Entries from a dataset
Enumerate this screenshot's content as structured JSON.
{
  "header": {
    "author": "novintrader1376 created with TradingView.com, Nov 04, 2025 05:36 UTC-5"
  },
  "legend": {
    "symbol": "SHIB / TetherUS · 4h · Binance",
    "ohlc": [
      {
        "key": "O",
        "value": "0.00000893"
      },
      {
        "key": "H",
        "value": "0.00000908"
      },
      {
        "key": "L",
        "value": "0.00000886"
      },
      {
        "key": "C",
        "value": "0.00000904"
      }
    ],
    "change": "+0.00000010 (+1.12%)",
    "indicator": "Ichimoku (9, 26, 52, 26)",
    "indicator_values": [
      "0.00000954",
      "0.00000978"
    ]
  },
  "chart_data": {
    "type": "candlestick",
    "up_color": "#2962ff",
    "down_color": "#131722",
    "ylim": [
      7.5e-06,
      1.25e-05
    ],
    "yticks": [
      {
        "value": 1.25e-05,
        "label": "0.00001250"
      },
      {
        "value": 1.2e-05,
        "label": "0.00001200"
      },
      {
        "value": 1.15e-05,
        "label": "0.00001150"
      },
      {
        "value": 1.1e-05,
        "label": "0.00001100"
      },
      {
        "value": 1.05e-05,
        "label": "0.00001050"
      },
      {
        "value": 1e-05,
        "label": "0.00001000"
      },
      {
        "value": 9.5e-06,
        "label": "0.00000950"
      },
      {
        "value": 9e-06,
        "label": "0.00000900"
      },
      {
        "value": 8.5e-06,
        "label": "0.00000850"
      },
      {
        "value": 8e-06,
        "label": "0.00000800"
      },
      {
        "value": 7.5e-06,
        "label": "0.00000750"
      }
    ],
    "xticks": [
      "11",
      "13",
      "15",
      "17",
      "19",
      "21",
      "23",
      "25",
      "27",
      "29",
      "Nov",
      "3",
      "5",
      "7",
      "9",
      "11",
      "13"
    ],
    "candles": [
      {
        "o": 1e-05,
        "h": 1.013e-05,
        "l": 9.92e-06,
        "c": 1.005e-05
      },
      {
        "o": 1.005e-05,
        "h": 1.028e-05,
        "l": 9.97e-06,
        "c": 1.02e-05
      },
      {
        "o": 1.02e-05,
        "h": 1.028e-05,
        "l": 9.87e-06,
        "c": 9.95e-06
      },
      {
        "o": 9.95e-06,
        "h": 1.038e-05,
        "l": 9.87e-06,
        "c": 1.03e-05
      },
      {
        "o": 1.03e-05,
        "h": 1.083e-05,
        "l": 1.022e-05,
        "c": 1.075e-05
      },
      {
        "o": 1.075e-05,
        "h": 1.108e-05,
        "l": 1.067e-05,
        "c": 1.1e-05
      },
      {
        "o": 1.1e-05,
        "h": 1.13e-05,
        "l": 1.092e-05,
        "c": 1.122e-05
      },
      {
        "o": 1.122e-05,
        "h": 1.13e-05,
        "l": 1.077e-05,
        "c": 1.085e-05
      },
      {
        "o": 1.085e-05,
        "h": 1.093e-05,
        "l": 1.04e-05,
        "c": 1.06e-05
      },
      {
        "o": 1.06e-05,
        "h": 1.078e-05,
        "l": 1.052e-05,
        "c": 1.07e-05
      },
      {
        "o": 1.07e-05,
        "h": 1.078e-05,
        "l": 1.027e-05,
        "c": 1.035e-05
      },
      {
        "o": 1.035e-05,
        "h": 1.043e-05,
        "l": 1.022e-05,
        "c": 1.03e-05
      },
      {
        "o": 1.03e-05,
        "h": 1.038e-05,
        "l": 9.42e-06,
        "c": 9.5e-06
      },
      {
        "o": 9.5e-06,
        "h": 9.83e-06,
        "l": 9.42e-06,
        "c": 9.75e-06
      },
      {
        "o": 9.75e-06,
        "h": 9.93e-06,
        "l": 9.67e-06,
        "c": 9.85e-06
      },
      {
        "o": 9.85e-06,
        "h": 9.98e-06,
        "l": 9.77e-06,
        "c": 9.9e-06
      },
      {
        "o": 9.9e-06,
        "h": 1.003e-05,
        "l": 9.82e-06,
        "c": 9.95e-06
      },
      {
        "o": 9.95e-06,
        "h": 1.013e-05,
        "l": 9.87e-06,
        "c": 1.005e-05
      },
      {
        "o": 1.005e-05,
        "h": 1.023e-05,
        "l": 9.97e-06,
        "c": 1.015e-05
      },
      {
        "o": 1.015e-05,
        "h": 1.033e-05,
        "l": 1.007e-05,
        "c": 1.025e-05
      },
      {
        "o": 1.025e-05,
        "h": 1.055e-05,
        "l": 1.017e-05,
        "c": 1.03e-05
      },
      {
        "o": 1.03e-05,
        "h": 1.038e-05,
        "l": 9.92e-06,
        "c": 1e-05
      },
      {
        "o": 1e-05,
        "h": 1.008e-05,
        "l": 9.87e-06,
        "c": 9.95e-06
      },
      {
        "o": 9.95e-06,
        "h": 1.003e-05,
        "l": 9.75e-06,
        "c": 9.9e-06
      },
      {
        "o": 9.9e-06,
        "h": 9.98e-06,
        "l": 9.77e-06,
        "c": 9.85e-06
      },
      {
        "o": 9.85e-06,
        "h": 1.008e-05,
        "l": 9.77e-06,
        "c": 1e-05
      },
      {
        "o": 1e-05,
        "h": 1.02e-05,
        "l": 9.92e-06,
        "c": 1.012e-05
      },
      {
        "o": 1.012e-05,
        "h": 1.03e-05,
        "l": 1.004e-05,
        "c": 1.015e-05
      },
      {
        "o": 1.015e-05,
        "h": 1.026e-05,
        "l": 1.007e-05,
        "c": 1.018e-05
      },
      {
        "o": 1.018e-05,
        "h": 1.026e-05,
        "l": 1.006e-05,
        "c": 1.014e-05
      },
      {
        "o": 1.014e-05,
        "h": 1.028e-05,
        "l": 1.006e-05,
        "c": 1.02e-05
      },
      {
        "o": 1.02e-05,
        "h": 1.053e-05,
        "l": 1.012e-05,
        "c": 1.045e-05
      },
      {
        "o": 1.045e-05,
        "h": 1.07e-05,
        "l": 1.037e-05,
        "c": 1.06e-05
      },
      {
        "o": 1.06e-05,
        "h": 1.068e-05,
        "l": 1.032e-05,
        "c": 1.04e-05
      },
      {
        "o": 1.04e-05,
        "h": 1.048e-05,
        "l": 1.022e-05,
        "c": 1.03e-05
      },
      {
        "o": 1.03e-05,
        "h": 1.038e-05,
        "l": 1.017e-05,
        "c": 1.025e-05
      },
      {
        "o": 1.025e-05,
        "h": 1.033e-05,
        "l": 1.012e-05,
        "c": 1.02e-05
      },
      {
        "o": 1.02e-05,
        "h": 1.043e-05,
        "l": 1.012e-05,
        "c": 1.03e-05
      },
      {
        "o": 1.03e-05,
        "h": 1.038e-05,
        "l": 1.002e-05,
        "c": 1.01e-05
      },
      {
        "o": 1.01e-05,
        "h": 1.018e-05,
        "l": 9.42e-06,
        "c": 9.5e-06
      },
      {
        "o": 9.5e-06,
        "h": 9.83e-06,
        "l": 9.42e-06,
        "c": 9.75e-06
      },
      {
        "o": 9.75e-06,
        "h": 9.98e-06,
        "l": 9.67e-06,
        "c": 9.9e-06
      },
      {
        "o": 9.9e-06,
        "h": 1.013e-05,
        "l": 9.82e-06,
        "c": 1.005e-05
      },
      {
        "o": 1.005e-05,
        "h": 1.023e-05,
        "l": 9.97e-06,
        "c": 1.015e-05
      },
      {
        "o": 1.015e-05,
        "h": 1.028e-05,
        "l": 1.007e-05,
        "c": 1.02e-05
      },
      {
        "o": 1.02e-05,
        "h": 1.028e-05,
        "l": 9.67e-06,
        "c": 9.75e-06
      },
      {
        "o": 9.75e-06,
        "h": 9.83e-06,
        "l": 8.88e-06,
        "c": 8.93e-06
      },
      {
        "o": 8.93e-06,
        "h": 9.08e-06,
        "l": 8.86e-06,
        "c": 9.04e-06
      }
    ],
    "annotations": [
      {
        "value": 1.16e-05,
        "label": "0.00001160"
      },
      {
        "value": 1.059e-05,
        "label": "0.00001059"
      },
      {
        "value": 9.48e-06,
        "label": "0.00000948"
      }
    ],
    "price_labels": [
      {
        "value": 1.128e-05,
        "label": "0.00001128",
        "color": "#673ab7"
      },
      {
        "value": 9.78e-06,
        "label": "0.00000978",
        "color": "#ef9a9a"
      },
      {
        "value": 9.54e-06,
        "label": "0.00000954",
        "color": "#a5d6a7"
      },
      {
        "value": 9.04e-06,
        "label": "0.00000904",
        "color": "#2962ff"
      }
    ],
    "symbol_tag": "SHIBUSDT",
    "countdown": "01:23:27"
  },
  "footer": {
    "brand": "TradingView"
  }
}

→ Task statement
Identify the lines in the entries above that contain "TradingView", then copy them out.

→ Expected output
    "author": "novintrader1376 created with TradingView.com, Nov 04, 2025 05:36 UTC-5"
    "brand": "TradingView"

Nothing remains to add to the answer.